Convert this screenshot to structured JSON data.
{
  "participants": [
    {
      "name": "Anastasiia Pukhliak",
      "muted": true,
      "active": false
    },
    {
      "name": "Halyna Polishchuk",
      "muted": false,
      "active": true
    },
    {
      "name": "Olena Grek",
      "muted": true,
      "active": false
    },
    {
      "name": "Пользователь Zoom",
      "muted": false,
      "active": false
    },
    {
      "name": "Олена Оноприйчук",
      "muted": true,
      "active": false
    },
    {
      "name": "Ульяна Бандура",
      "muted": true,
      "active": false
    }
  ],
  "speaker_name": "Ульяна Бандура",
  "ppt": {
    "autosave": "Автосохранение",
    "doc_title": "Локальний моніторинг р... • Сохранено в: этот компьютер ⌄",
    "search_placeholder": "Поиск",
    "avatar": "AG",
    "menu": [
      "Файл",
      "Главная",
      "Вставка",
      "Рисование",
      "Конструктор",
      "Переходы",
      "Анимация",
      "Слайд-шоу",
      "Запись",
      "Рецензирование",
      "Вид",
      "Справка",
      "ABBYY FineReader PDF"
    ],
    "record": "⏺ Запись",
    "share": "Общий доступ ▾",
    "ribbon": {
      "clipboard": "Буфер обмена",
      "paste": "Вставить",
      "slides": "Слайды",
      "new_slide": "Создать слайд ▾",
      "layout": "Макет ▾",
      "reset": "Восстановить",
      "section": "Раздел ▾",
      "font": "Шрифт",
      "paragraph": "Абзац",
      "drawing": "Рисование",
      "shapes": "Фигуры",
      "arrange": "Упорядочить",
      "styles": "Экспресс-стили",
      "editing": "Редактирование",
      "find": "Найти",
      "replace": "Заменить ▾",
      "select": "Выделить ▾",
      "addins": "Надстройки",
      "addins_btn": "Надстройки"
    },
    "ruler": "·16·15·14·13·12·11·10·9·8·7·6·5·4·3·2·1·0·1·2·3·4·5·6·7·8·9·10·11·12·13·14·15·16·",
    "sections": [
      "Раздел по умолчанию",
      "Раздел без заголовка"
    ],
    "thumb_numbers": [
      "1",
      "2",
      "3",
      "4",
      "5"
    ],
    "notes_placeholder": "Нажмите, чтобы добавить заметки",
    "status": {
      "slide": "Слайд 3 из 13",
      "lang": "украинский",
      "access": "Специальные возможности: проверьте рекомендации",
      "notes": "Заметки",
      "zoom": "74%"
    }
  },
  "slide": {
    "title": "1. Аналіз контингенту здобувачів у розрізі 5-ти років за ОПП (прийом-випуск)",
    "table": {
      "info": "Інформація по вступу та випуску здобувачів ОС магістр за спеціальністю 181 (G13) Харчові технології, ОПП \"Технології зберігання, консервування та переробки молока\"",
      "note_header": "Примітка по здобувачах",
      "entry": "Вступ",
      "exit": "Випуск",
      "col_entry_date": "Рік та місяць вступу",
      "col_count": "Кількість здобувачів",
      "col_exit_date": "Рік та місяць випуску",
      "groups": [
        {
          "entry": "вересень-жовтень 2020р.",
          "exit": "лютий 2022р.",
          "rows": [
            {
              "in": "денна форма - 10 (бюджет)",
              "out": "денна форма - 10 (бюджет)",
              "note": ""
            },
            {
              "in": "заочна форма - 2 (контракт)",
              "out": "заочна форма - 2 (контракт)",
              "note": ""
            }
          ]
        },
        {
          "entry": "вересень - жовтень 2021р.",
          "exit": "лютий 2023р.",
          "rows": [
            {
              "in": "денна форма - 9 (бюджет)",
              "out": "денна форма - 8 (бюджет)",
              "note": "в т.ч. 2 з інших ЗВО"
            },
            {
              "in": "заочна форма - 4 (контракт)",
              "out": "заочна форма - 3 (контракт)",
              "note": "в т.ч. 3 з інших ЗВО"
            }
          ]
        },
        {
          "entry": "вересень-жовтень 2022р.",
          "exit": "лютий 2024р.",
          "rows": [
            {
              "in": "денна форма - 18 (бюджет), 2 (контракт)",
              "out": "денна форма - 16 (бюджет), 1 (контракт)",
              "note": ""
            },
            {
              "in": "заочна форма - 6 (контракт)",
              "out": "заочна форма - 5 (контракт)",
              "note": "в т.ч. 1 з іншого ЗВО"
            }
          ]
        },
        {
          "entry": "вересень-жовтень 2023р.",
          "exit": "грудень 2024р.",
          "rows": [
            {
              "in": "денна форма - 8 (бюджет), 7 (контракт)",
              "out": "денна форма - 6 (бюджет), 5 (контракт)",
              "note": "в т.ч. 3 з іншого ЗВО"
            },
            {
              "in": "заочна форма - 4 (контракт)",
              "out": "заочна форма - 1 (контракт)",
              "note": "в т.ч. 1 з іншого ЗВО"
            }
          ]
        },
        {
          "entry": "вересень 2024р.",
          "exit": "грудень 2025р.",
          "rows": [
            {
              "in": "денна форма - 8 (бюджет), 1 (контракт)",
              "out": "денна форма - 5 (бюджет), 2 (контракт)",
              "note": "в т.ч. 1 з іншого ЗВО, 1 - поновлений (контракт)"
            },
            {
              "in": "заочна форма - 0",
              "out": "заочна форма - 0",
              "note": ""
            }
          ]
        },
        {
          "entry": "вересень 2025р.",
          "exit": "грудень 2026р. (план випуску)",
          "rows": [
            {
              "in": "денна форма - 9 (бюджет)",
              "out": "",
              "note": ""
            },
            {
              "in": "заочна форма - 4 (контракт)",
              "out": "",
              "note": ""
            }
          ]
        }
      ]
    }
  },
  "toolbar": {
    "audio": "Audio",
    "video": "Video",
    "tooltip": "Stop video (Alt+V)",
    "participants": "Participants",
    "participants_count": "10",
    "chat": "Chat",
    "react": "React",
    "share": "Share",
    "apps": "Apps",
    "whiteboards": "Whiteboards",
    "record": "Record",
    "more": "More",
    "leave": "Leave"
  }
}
* * * *
Please repeat all the records above exactly as they appear.

SOLUTION:
Convert this screenshot to structured JSON data.
{
  "participants": [
    {
      "name": "Anastasiia Pukhliak",
      "muted": true,
      "active": false
    },
    {
      "name": "Halyna Polishchuk",
      "muted": false,
      "active": true
    },
    {
      "name": "Olena Grek",
      "muted": true,
      "active": false
    },
    {
      "name": "Пользователь Zoom",
      "muted": false,
      "active": false
    },
    {
      "name": "Олена Оноприйчук",
      "muted": true,
      "active": false
    },
    {
      "name": "Ульяна Бандура",
      "muted": true,
      "active": false
    }
  ],
  "speaker_name": "Ульяна Бандура",
  "ppt": {
    "autosave": "Автосохранение",
    "doc_title": "Локальний моніторинг р... • Сохранено в: этот компьютер ⌄",
    "search_placeholder": "Поиск",
    "avatar": "AG",
    "menu": [
      "Файл",
      "Главная",
      "Вставка",
      "Рисование",
      "Конструктор",
      "Переходы",
      "Анимация",
      "Слайд-шоу",
      "Запись",
      "Рецензирование",
      "Вид",
      "Справка",
      "ABBYY FineReader PDF"
    ],
    "record": "⏺ Запись",
    "share": "Общий доступ ▾",
    "ribbon": {
      "clipboard": "Буфер обмена",
      "paste": "Вставить",
      "slides": "Слайды",
      "new_slide": "Создать слайд ▾",
      "layout": "Макет ▾",
      "reset": "Восстановить",
      "section": "Раздел ▾",
      "font": "Шрифт",
      "paragraph": "Абзац",
      "drawing": "Рисование",
      "shapes": "Фигуры",
      "arrange": "Упорядочить",
      "styles": "Экспресс-стили",
      "editing": "Редактирование",
      "find": "Найти",
      "replace": "Заменить ▾",
      "select": "Выделить ▾",
      "addins": "Надстройки",
      "addins_btn": "Надстройки"
    },
    "ruler": "·16·15·14·13·12·11·10·9·8·7·6·5·4·3·2·1·0·1·2·3·4·5·6·7·8·9·10·11·12·13·14·15·16·",
    "sections": [
      "Раздел по умолчанию",
      "Раздел без заголовка"
    ],
    "thumb_numbers": [
      "1",
      "2",
      "3",
      "4",
      "5"
    ],
    "notes_placeholder": "Нажмите, чтобы добавить заметки",
    "status": {
      "slide": "Слайд 3 из 13",
      "lang": "украинский",
      "access": "Специальные возможности: проверьте рекомендации",
      "notes": "Заметки",
      "zoom": "74%"
    }
  },
  "slide": {
    "title": "1. Аналіз контингенту здобувачів у розрізі 5-ти років за ОПП (прийом-випуск)",
    "table": {
      "info": "Інформація по вступу та випуску здобувачів ОС магістр за спеціальністю 181 (G13) Харчові технології, ОПП \"Технології зберігання, консервування та переробки молока\"",
      "note_header": "Примітка по здобувачах",
      "entry": "Вступ",
      "exit": "Випуск",
      "col_entry_date": "Рік та місяць вступу",
      "col_count": "Кількість здобувачів",
      "col_exit_date": "Рік та місяць випуску",
      "groups": [
        {
          "entry": "вересень-жовтень 2020р.",
          "exit": "лютий 2022р.",
          "rows": [
            {
              "in": "денна форма - 10 (бюджет)",
              "out": "денна форма - 10 (бюджет)",
              "note": ""
            },
            {
              "in": "заочна форма - 2 (контракт)",
              "out": "заочна форма - 2 (контракт)",
              "note": ""
            }
          ]
        },
        {
          "entry": "вересень - жовтень 2021р.",
          "exit": "лютий 2023р.",
          "rows": [
            {
              "in": "денна форма - 9 (бюджет)",
              "out": "денна форма - 8 (бюджет)",
              "note": "в т.ч. 2 з інших ЗВО"
            },
            {
              "in": "заочна форма - 4 (контракт)",
              "out": "заочна форма - 3 (контракт)",
              "note": "в т.ч. 3 з інших ЗВО"
            }
          ]
        },
        {
          "entry": "вересень-жовтень 2022р.",
          "exit": "лютий 2024р.",
          "rows": [
            {
              "in": "денна форма - 18 (бюджет), 2 (контракт)",
              "out": "денна форма - 16 (бюджет), 1 (контракт)",
              "note": ""
            },
            {
              "in": "заочна форма - 6 (контракт)",
              "out": "заочна форма - 5 (контракт)",
              "note": "в т.ч. 1 з іншого ЗВО"
            }
          ]
        },
        {
          "entry": "вересень-жовтень 2023р.",
          "exit": "грудень 2024р.",
          "rows": [
            {
              "in": "денна форма - 8 (бюджет), 7 (контракт)",
              "out": "денна форма - 6 (бюджет), 5 (контракт)",
              "note": "в т.ч. 3 з іншого ЗВО"
            },
            {
              "in": "заочна форма - 4 (контракт)",
              "out": "заочна форма - 1 (контракт)",
              "note": "в т.ч. 1 з іншого ЗВО"
            }
          ]
        },
        {
          "entry": "вересень 2024р.",
          "exit": "грудень 2025р.",
          "rows": [
            {
              "in": "денна форма - 8 (бюджет), 1 (контракт)",
              "out": "денна форма - 5 (бюджет), 2 (контракт)",
              "note": "в т.ч. 1 з іншого ЗВО, 1 - поновлений (контракт)"
            },
            {
              "in": "заочна форма - 0",
              "out": "заочна форма - 0",
              "note": ""
            }
          ]
        },
        {
          "entry": "вересень 2025р.",
          "exit": "грудень 2026р. (план випуску)",
          "rows": [
            {
              "in": "денна форма - 9 (бюджет)",
              "out": "",
              "note": ""
            },
            {
              "in": "заочна форма - 4 (контракт)",
              "out": "",
              "note": ""
            }
          ]
        }
      ]
    }
  },
  "toolbar": {
    "audio": "Audio",
    "video": "Video",
    "tooltip": "Stop video (Alt+V)",
    "participants": "Participants",
    "participants_count": "10",
    "chat": "Chat",
    "react": "React",
    "share": "Share",
    "apps": "Apps",
    "whiteboards": "Whiteboards",
    "record": "Record",
    "more": "More",
    "leave": "Leave"
  }
}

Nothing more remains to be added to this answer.